Data entries:
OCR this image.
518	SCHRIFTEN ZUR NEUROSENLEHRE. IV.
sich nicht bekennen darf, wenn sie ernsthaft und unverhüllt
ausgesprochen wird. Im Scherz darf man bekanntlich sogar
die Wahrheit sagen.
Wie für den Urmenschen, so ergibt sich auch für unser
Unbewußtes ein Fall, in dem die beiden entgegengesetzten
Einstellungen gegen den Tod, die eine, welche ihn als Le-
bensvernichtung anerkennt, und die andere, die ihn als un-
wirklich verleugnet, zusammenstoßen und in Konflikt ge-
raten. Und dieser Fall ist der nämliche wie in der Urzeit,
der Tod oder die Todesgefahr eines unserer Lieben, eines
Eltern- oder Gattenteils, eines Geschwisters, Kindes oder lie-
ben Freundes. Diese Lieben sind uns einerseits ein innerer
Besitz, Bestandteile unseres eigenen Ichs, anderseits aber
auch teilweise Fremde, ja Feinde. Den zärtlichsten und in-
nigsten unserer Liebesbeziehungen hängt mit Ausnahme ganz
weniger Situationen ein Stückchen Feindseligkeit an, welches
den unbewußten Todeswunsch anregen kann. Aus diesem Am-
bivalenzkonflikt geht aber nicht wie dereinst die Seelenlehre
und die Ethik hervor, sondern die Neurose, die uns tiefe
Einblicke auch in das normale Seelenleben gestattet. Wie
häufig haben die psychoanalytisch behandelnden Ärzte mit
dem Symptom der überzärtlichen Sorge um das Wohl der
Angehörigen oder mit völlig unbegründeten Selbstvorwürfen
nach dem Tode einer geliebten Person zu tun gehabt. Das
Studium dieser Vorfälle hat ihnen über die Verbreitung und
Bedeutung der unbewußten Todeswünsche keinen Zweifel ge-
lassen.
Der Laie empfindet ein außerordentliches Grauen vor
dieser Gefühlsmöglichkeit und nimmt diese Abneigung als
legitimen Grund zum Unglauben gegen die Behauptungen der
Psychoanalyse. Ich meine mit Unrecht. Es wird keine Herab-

==

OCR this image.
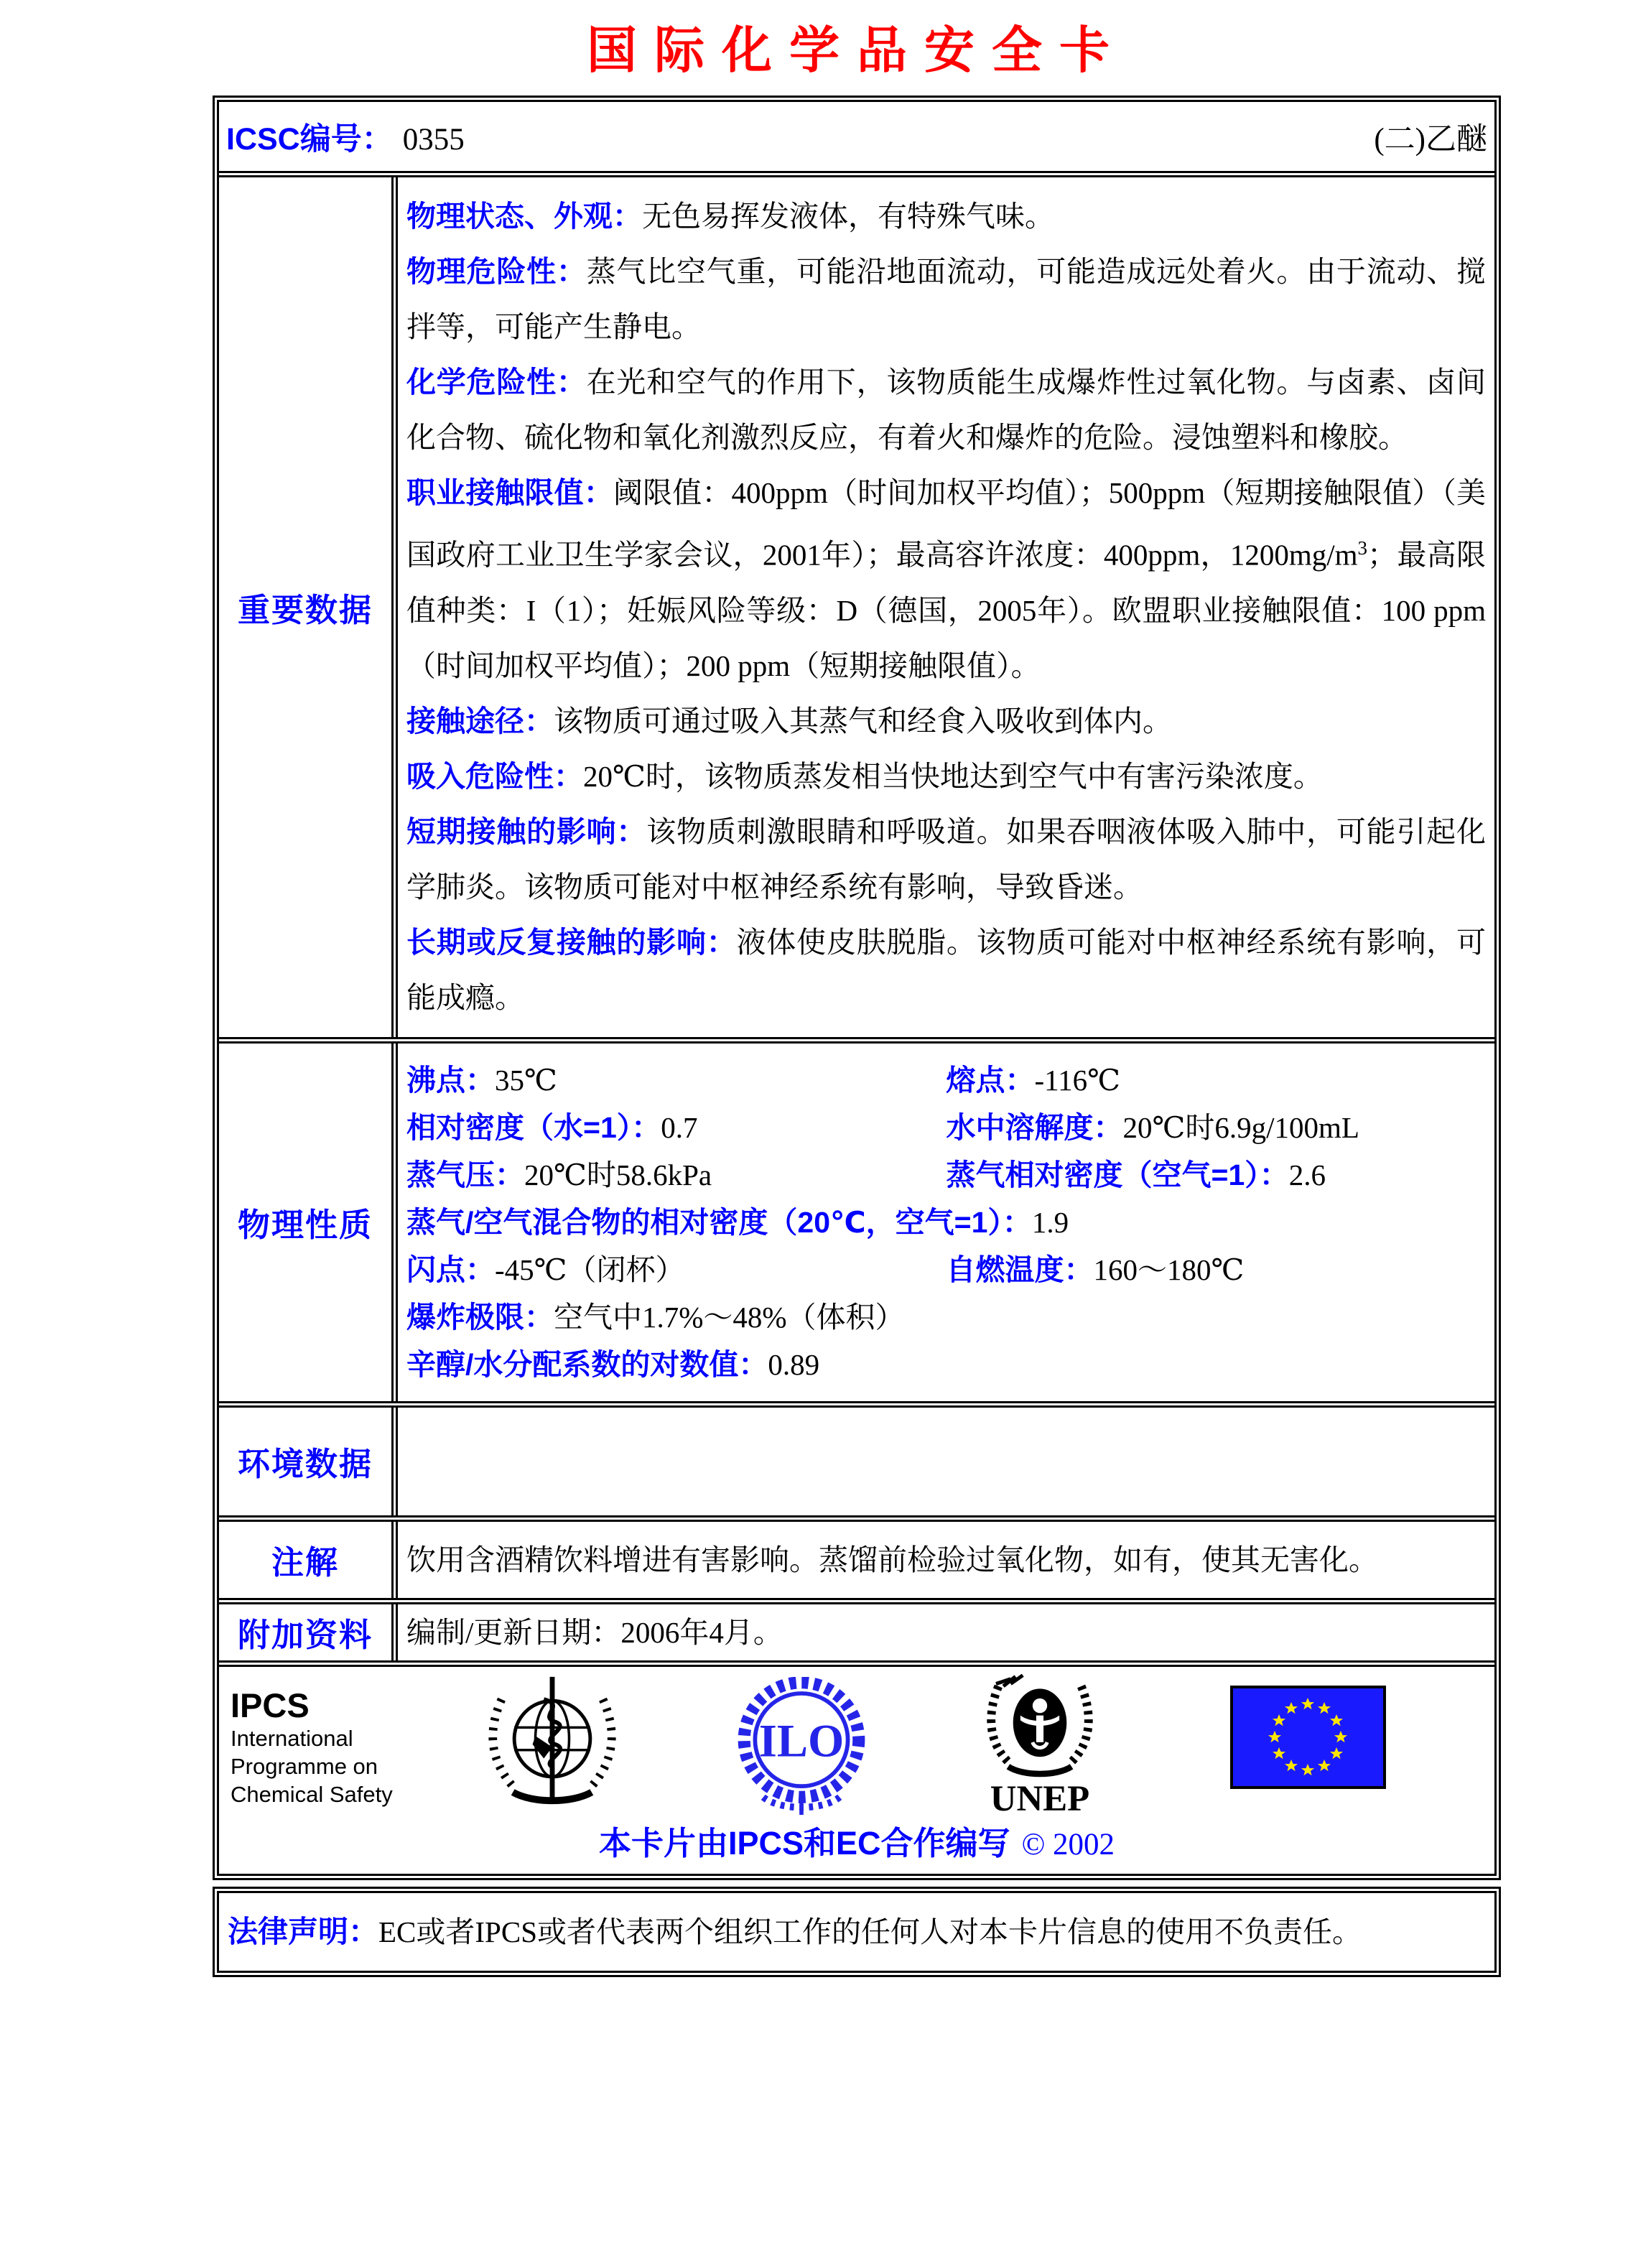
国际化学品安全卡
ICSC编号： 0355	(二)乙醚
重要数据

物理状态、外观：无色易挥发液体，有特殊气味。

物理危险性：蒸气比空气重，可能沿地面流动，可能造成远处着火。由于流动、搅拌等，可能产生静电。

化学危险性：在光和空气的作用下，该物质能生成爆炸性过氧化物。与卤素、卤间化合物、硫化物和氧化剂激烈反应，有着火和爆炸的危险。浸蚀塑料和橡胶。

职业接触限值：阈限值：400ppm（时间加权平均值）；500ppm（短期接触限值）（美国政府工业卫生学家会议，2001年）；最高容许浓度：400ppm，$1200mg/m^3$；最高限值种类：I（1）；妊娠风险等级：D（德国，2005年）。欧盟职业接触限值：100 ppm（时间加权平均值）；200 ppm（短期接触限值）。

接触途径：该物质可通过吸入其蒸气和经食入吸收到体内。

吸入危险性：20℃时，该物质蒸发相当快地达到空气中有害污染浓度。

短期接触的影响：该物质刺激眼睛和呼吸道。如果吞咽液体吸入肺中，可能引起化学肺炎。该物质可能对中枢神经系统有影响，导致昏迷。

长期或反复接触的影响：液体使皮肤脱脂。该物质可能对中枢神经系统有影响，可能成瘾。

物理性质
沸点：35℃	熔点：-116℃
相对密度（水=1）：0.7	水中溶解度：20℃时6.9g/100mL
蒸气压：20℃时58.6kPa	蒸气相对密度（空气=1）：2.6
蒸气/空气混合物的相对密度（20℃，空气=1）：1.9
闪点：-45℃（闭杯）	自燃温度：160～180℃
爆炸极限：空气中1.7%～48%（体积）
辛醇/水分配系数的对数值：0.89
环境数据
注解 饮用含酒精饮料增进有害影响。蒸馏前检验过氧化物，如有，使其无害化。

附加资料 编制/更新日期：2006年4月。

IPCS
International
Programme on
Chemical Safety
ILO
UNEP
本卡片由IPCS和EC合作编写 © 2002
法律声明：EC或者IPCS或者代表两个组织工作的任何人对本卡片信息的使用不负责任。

Task details
Only the number is wanted: how many lines in the entries above contain the word "sich"?

The completed task
2